**Data listing**
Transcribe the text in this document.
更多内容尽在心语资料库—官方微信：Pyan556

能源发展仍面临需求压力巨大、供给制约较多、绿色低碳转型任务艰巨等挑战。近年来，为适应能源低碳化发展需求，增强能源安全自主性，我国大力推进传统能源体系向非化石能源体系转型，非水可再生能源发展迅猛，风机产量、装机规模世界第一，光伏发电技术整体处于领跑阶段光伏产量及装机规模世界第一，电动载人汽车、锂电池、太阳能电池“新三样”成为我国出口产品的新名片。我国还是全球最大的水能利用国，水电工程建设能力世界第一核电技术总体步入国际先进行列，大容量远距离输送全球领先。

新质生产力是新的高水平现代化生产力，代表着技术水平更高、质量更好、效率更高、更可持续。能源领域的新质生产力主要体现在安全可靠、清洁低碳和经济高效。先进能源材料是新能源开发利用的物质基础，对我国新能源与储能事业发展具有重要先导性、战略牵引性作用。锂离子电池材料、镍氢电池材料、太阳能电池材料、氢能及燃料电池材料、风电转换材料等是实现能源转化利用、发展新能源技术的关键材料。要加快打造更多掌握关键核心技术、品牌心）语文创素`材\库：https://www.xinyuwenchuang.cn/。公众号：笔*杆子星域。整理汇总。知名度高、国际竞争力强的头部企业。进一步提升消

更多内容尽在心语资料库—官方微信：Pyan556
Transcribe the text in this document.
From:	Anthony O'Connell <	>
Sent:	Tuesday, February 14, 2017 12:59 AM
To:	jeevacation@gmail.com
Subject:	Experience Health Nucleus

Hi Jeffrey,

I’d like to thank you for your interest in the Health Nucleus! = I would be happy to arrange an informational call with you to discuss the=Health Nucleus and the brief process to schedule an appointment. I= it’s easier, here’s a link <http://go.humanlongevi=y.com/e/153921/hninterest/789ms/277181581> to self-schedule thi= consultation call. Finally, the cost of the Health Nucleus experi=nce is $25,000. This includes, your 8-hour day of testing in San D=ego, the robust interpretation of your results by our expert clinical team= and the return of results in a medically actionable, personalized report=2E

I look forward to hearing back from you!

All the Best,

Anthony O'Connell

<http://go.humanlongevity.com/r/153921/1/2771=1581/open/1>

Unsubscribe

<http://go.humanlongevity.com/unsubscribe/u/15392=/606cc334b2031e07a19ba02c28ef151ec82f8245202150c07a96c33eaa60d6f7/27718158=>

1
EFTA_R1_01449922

**Exercise instructions**
Reproduce every record above exactly as it appears.

**Written answer**
Transcribe the text in this document.
更多内容尽在心语资料库—官方微信：Pyan556

能源发展仍面临需求压力巨大、供给制约较多、绿色低碳转型任务艰巨等挑战。近年来，为适应能源低碳化发展需求，增强能源安全自主性，我国大力推进传统能源体系向非化石能源体系转型，非水可再生能源发展迅猛，风机产量、装机规模世界第一，光伏发电技术整体处于领跑阶段光伏产量及装机规模世界第一，电动载人汽车、锂电池、太阳能电池“新三样”成为我国出口产品的新名片。我国还是全球最大的水能利用国，水电工程建设能力世界第一核电技术总体步入国际先进行列，大容量远距离输送全球领先。

新质生产力是新的高水平现代化生产力，代表着技术水平更高、质量更好、效率更高、更可持续。能源领域的新质生产力主要体现在安全可靠、清洁低碳和经济高效。先进能源材料是新能源开发利用的物质基础，对我国新能源与储能事业发展具有重要先导性、战略牵引性作用。锂离子电池材料、镍氢电池材料、太阳能电池材料、氢能及燃料电池材料、风电转换材料等是实现能源转化利用、发展新能源技术的关键材料。要加快打造更多掌握关键核心技术、品牌心）语文创素`材\库：https://www.xinyuwenchuang.cn/。公众号：笔*杆子星域。整理汇总。知名度高、国际竞争力强的头部企业。进一步提升消

更多内容尽在心语资料库—官方微信：Pyan556
Transcribe the text in this document.
From:	Anthony O'Connell <	>
Sent:	Tuesday, February 14, 2017 12:59 AM
To:	jeevacation@gmail.com
Subject:	Experience Health Nucleus

Hi Jeffrey,

I’d like to thank you for your interest in the Health Nucleus! = I would be happy to arrange an informational call with you to discuss the=Health Nucleus and the brief process to schedule an appointment. I= it’s easier, here’s a link <http://go.humanlongevi=y.com/e/153921/hninterest/789ms/277181581> to self-schedule thi= consultation call. Finally, the cost of the Health Nucleus experi=nce is $25,000. This includes, your 8-hour day of testing in San D=ego, the robust interpretation of your results by our expert clinical team= and the return of results in a medically actionable, personalized report=2E

I look forward to hearing back from you!

All the Best,

Anthony O'Connell

<http://go.humanlongevity.com/r/153921/1/2771=1581/open/1>

Unsubscribe

<http://go.humanlongevity.com/unsubscribe/u/15392=/606cc334b2031e07a19ba02c28ef151ec82f8245202150c07a96c33eaa60d6f7/27718158=>

1
EFTA_R1_01449922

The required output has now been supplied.